____ Records
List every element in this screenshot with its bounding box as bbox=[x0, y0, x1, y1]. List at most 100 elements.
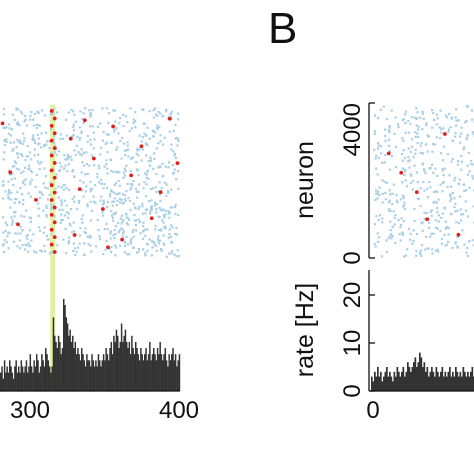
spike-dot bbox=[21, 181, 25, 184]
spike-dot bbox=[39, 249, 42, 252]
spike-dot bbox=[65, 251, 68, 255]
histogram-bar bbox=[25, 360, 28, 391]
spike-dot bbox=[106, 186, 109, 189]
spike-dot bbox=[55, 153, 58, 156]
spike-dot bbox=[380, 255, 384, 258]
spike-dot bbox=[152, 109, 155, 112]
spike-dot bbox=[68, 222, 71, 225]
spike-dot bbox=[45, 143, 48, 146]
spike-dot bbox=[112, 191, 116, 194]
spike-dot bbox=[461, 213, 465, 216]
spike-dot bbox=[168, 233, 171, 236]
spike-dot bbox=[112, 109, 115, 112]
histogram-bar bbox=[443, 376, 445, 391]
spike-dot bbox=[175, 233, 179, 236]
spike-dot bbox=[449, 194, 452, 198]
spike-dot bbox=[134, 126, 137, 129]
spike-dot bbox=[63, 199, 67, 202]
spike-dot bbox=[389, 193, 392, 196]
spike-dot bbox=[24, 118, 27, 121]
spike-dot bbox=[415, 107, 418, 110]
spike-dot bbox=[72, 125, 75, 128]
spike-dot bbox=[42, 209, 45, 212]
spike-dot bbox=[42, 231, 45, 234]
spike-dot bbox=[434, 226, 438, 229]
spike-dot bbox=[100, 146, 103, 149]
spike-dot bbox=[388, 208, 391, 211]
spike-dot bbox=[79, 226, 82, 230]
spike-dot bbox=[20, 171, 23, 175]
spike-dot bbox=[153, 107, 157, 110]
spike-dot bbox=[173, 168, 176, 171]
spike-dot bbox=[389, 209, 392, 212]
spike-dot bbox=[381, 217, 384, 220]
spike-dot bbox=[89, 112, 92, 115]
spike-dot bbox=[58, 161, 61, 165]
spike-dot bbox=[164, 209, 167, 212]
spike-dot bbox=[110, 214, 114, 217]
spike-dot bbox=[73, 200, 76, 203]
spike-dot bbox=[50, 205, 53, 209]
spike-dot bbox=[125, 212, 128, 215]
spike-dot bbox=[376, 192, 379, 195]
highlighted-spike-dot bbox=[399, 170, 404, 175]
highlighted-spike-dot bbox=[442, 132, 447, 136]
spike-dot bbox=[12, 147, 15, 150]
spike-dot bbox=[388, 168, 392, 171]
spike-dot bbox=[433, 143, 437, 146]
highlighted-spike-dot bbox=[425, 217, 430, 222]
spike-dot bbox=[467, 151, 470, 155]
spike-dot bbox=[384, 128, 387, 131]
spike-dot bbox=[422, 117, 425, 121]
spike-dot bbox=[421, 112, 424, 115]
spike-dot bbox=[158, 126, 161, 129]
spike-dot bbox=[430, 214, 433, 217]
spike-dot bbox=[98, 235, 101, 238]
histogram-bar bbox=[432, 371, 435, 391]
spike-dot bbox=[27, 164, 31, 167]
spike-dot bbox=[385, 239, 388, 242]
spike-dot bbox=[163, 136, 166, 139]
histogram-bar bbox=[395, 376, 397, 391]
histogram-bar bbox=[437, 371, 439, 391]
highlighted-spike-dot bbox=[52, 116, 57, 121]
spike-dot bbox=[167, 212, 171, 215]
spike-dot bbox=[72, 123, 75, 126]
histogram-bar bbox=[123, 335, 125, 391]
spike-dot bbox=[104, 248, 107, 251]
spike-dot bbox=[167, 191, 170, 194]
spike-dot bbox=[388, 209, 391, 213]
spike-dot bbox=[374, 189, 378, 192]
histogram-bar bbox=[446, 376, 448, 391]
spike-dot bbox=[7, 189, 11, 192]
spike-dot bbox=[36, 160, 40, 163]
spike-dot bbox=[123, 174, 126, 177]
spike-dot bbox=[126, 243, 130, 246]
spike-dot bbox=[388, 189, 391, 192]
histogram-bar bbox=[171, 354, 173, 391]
________
▶ Requirement: Can you copy the whole listing above line for line, without changing anything except leaving out the picture?

▶ Completed exercise:
List every element in this screenshot with its bounding box as bbox=[x0, y0, x1, y1]. List at most 100 elements.
spike-dot bbox=[21, 181, 25, 184]
spike-dot bbox=[39, 249, 42, 252]
spike-dot bbox=[65, 251, 68, 255]
histogram-bar bbox=[25, 360, 28, 391]
spike-dot bbox=[106, 186, 109, 189]
spike-dot bbox=[55, 153, 58, 156]
spike-dot bbox=[380, 255, 384, 258]
spike-dot bbox=[152, 109, 155, 112]
spike-dot bbox=[68, 222, 71, 225]
spike-dot bbox=[45, 143, 48, 146]
spike-dot bbox=[112, 191, 116, 194]
spike-dot bbox=[461, 213, 465, 216]
spike-dot bbox=[168, 233, 171, 236]
spike-dot bbox=[112, 109, 115, 112]
histogram-bar bbox=[443, 376, 445, 391]
spike-dot bbox=[175, 233, 179, 236]
spike-dot bbox=[449, 194, 452, 198]
spike-dot bbox=[134, 126, 137, 129]
spike-dot bbox=[63, 199, 67, 202]
spike-dot bbox=[389, 193, 392, 196]
spike-dot bbox=[24, 118, 27, 121]
spike-dot bbox=[415, 107, 418, 110]
spike-dot bbox=[72, 125, 75, 128]
spike-dot bbox=[42, 209, 45, 212]
spike-dot bbox=[42, 231, 45, 234]
spike-dot bbox=[434, 226, 438, 229]
spike-dot bbox=[100, 146, 103, 149]
spike-dot bbox=[388, 208, 391, 211]
spike-dot bbox=[79, 226, 82, 230]
spike-dot bbox=[20, 171, 23, 175]
spike-dot bbox=[153, 107, 157, 110]
spike-dot bbox=[173, 168, 176, 171]
spike-dot bbox=[389, 209, 392, 212]
spike-dot bbox=[381, 217, 384, 220]
spike-dot bbox=[89, 112, 92, 115]
spike-dot bbox=[58, 161, 61, 165]
spike-dot bbox=[164, 209, 167, 212]
spike-dot bbox=[110, 214, 114, 217]
spike-dot bbox=[73, 200, 76, 203]
spike-dot bbox=[50, 205, 53, 209]
spike-dot bbox=[125, 212, 128, 215]
spike-dot bbox=[376, 192, 379, 195]
highlighted-spike-dot bbox=[399, 170, 404, 175]
highlighted-spike-dot bbox=[442, 132, 447, 136]
spike-dot bbox=[12, 147, 15, 150]
spike-dot bbox=[388, 168, 392, 171]
spike-dot bbox=[433, 143, 437, 146]
highlighted-spike-dot bbox=[425, 217, 430, 222]
spike-dot bbox=[467, 151, 470, 155]
spike-dot bbox=[384, 128, 387, 131]
spike-dot bbox=[422, 117, 425, 121]
spike-dot bbox=[421, 112, 424, 115]
spike-dot bbox=[158, 126, 161, 129]
spike-dot bbox=[430, 214, 433, 217]
spike-dot bbox=[98, 235, 101, 238]
histogram-bar bbox=[432, 371, 435, 391]
spike-dot bbox=[27, 164, 31, 167]
spike-dot bbox=[385, 239, 388, 242]
spike-dot bbox=[163, 136, 166, 139]
histogram-bar bbox=[395, 376, 397, 391]
histogram-bar bbox=[437, 371, 439, 391]
highlighted-spike-dot bbox=[52, 116, 57, 121]
spike-dot bbox=[167, 212, 171, 215]
spike-dot bbox=[72, 123, 75, 126]
histogram-bar bbox=[123, 335, 125, 391]
spike-dot bbox=[104, 248, 107, 251]
spike-dot bbox=[167, 191, 170, 194]
spike-dot bbox=[388, 209, 391, 213]
spike-dot bbox=[374, 189, 378, 192]
histogram-bar bbox=[446, 376, 448, 391]
spike-dot bbox=[7, 189, 11, 192]
spike-dot bbox=[36, 160, 40, 163]
spike-dot bbox=[123, 174, 126, 177]
spike-dot bbox=[126, 243, 130, 246]
spike-dot bbox=[388, 189, 391, 192]
histogram-bar bbox=[171, 354, 173, 391]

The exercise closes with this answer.